▶ **Selected passage**
Here’s my true confession: I went through a great many years as uninformed about really important stuff as most of us are. It took me a long time to acquire a basic understanding of the planet we live on.
Born in Hollywood, California (which didn’t really exist until 2005, when Los Angeles officially recognized it as a distinct neighborhood), my widowed mother and I lived in Burbank. In our frequent trips to the beach or, more often, to the orthodontist’s office in Beverly Hills, I looked longingly at the beautiful houses perched on or near the tops of the hills along our route. One day, after a particularly rainy “monsoon season,” I noticed that most of the houses on one hill were gone, and the ground upon which they had stood was bare of not just the houses, but all vegetation as well.
Over time, I began to notice that new homes were being built on the same ground that had collapsed. I asked mom if the new houses would slide down the hill too. “Probably, sooner or later,” she told me.
“Why,” I asked, “do they do that if they know the houses will slide down the hill again?”
Beyond some mildly rude comments about the intelligence of the builders' decisions, she had no answer for me. This precocious kid pondered the weighty question for many years. Mom’s answer would have to suffice for a while.
Earthquakes were just part of life in southern California. At the time of the Arvin-Tehachapi earthquake [magnitude 7.7] in 1952, mom and I were sharing a bedroom—twin beds; wheels on the bed frame resting on the polished wood floor. It was close enough to Los Angeles that we certainly felt it. I wasn’t afraid. But I was startled when, in the middle of the night, both beds started rolling around in what I remember as circles on the wood floor. Actually, I thought it was a kind of fun ride! Mom stayed calm and told me to stay in bed until the shaking stopped.
Smaller earthquakes and barely detectable tremors were not unusual. The Arvin-Tehachapi quake was just more spectacular. Of course, we had regular earthquake drills in school so I was aware of the possibility. Over the years, I became quite good at predicting earthquakes. I know scientists have studied why animals and some people know when an earthquake is imminent, but have no idea whether they’ve ever been able to fully explain it. There’s just something about the air… animals behave strangely, it seems to be quieter, more still, thicker, heavier than usual…
In the mid-1970s, I worked for a non-profit company that published scientific journals. My only job was transcribing tapes dictated by scientists, who usually had thick foreign accents. Some tapes were index entries of chemicals compounds; others were abstracts of studies and papers on a variety of subjects, including nuclear power plants. That was more than thirty years ago, and what I learned was shocking and terrifying. There were articles about the cracks in the buildings containing the nuclear reactors; malfunctioning equipment; human errors; etc. I don’t remember all the problems the abstracts addressed or whether remedies were proposed. My takeaway: using nuclear power to generate electricity was scary and possibly had been undertaken prematurely, before anybody actually knew what they were doing, or understood the consequences of not getting it right the first time.

▶ **Short task 1**
According to the personal essay, what was the magnitude of the Arvin-Tehachapi earthquake?

▶ **Dataset records**

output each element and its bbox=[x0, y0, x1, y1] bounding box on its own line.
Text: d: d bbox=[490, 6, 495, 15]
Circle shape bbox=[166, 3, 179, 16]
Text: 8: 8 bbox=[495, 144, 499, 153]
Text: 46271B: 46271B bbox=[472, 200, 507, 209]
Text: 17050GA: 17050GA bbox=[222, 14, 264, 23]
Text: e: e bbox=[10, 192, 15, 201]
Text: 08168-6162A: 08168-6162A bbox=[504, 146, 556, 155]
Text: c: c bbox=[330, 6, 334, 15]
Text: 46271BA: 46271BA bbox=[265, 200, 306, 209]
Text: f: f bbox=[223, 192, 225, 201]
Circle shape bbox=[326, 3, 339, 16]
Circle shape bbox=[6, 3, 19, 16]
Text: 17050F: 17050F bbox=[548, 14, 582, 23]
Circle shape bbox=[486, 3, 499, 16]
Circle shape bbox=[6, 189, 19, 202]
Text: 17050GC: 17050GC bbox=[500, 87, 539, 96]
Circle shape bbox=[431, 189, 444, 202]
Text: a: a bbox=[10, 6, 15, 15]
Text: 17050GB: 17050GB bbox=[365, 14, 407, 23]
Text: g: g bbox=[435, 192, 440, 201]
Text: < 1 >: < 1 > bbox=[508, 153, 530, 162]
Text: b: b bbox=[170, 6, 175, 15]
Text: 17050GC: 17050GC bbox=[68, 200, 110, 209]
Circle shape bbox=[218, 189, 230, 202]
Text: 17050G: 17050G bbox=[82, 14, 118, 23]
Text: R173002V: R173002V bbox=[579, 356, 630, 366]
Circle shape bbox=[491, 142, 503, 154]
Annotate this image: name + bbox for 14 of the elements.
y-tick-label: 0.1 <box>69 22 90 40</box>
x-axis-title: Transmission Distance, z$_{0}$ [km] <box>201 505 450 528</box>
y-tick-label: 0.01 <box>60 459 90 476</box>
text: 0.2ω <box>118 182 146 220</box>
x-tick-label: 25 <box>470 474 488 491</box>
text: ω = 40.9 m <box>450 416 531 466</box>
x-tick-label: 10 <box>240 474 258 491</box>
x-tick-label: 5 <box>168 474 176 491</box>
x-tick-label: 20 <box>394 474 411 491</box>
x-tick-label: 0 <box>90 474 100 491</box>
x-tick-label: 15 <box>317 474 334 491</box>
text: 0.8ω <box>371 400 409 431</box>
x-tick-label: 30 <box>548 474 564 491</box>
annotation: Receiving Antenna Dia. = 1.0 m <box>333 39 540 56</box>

▶ **Short task 2**
Copy the lines of the listing word for word, from its first line through the line containing "Text: 46271BA: 46271BA", with both of those lines included.

▶ **Exercise response 1**
Magnitude 7.7.

▶ **Exercise response 2**
output each element and its bbox=[x0, y0, x1, y1] bounding box on its own line.
Text: d: d bbox=[490, 6, 495, 15]
Circle shape bbox=[166, 3, 179, 16]
Text: 8: 8 bbox=[495, 144, 499, 153]
Text: 46271B: 46271B bbox=[472, 200, 507, 209]
Text: 17050GA: 17050GA bbox=[222, 14, 264, 23]
Text: e: e bbox=[10, 192, 15, 201]
Text: 08168-6162A: 08168-6162A bbox=[504, 146, 556, 155]
Text: c: c bbox=[330, 6, 334, 15]
Text: 46271BA: 46271BA bbox=[265, 200, 306, 209]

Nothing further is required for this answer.